### Stored entries
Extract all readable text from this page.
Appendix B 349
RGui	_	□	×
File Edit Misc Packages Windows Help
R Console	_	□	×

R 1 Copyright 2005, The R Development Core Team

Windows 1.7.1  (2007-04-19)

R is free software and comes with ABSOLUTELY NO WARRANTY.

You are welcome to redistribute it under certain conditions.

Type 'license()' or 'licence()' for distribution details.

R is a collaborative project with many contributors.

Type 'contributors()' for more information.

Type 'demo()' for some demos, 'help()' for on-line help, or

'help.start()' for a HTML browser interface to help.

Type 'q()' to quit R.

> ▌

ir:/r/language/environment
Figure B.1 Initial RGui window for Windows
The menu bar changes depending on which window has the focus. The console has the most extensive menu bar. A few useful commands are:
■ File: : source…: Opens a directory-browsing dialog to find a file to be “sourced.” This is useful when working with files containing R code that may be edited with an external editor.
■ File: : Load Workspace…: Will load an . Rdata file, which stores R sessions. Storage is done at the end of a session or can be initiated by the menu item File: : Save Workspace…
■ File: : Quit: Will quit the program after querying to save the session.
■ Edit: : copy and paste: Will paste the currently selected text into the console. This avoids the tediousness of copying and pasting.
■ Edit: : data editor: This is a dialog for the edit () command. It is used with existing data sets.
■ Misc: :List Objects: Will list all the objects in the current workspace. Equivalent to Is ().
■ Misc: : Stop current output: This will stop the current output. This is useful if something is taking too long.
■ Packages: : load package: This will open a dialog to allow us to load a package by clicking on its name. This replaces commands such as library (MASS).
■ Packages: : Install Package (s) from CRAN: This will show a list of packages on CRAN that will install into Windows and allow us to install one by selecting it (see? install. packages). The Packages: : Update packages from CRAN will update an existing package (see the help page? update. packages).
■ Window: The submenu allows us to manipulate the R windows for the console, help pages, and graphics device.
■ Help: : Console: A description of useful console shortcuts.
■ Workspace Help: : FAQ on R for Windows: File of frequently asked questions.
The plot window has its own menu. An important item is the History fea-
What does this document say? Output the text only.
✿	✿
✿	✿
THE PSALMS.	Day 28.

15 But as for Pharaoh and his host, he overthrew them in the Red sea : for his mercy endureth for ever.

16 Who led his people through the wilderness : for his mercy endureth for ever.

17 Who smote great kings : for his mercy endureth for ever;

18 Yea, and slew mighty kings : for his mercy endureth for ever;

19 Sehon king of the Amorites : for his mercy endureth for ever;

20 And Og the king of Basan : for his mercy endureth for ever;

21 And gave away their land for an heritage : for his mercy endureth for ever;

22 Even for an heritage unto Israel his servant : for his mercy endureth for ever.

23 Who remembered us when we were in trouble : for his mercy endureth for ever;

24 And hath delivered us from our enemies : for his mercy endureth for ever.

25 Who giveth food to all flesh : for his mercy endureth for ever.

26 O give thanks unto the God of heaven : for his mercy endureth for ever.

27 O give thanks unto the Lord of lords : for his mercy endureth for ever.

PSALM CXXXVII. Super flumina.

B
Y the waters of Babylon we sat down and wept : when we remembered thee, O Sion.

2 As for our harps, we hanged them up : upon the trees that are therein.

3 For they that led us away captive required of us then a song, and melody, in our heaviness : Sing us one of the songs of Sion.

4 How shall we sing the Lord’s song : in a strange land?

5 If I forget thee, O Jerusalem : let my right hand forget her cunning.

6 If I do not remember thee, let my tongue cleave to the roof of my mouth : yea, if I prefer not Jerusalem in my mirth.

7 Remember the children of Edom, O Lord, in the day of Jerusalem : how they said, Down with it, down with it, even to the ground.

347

### Do this
Your task is to output the full set of records exactly as presented.

### Exercise solution
Extract all readable text from this page.
Appendix B 349
RGui	_	□	×
File Edit Misc Packages Windows Help
R Console	_	□	×

R 1 Copyright 2005, The R Development Core Team

Windows 1.7.1  (2007-04-19)

R is free software and comes with ABSOLUTELY NO WARRANTY.

You are welcome to redistribute it under certain conditions.

Type 'license()' or 'licence()' for distribution details.

R is a collaborative project with many contributors.

Type 'contributors()' for more information.

Type 'demo()' for some demos, 'help()' for on-line help, or

'help.start()' for a HTML browser interface to help.

Type 'q()' to quit R.

> ▌

ir:/r/language/environment
Figure B.1 Initial RGui window for Windows
The menu bar changes depending on which window has the focus. The console has the most extensive menu bar. A few useful commands are:
■ File: : source…: Opens a directory-browsing dialog to find a file to be “sourced.” This is useful when working with files containing R code that may be edited with an external editor.
■ File: : Load Workspace…: Will load an . Rdata file, which stores R sessions. Storage is done at the end of a session or can be initiated by the menu item File: : Save Workspace…
■ File: : Quit: Will quit the program after querying to save the session.
■ Edit: : copy and paste: Will paste the currently selected text into the console. This avoids the tediousness of copying and pasting.
■ Edit: : data editor: This is a dialog for the edit () command. It is used with existing data sets.
■ Misc: :List Objects: Will list all the objects in the current workspace. Equivalent to Is ().
■ Misc: : Stop current output: This will stop the current output. This is useful if something is taking too long.
■ Packages: : load package: This will open a dialog to allow us to load a package by clicking on its name. This replaces commands such as library (MASS).
■ Packages: : Install Package (s) from CRAN: This will show a list of packages on CRAN that will install into Windows and allow us to install one by selecting it (see? install. packages). The Packages: : Update packages from CRAN will update an existing package (see the help page? update. packages).
■ Window: The submenu allows us to manipulate the R windows for the console, help pages, and graphics device.
■ Help: : Console: A description of useful console shortcuts.
■ Workspace Help: : FAQ on R for Windows: File of frequently asked questions.
The plot window has its own menu. An important item is the History fea-
What does this document say? Output the text only.
✿	✿
✿	✿
THE PSALMS.	Day 28.

15 But as for Pharaoh and his host, he overthrew them in the Red sea : for his mercy endureth for ever.

16 Who led his people through the wilderness : for his mercy endureth for ever.

17 Who smote great kings : for his mercy endureth for ever;

18 Yea, and slew mighty kings : for his mercy endureth for ever;

19 Sehon king of the Amorites : for his mercy endureth for ever;

20 And Og the king of Basan : for his mercy endureth for ever;

21 And gave away their land for an heritage : for his mercy endureth for ever;

22 Even for an heritage unto Israel his servant : for his mercy endureth for ever.

23 Who remembered us when we were in trouble : for his mercy endureth for ever;

24 And hath delivered us from our enemies : for his mercy endureth for ever.

25 Who giveth food to all flesh : for his mercy endureth for ever.

26 O give thanks unto the God of heaven : for his mercy endureth for ever.

27 O give thanks unto the Lord of lords : for his mercy endureth for ever.

PSALM CXXXVII. Super flumina.

B
Y the waters of Babylon we sat down and wept : when we remembered thee, O Sion.

2 As for our harps, we hanged them up : upon the trees that are therein.

3 For they that led us away captive required of us then a song, and melody, in our heaviness : Sing us one of the songs of Sion.

4 How shall we sing the Lord’s song : in a strange land?

5 If I forget thee, O Jerusalem : let my right hand forget her cunning.

6 If I do not remember thee, let my tongue cleave to the roof of my mouth : yea, if I prefer not Jerusalem in my mirth.

7 Remember the children of Edom, O Lord, in the day of Jerusalem : how they said, Down with it, down with it, even to the ground.

347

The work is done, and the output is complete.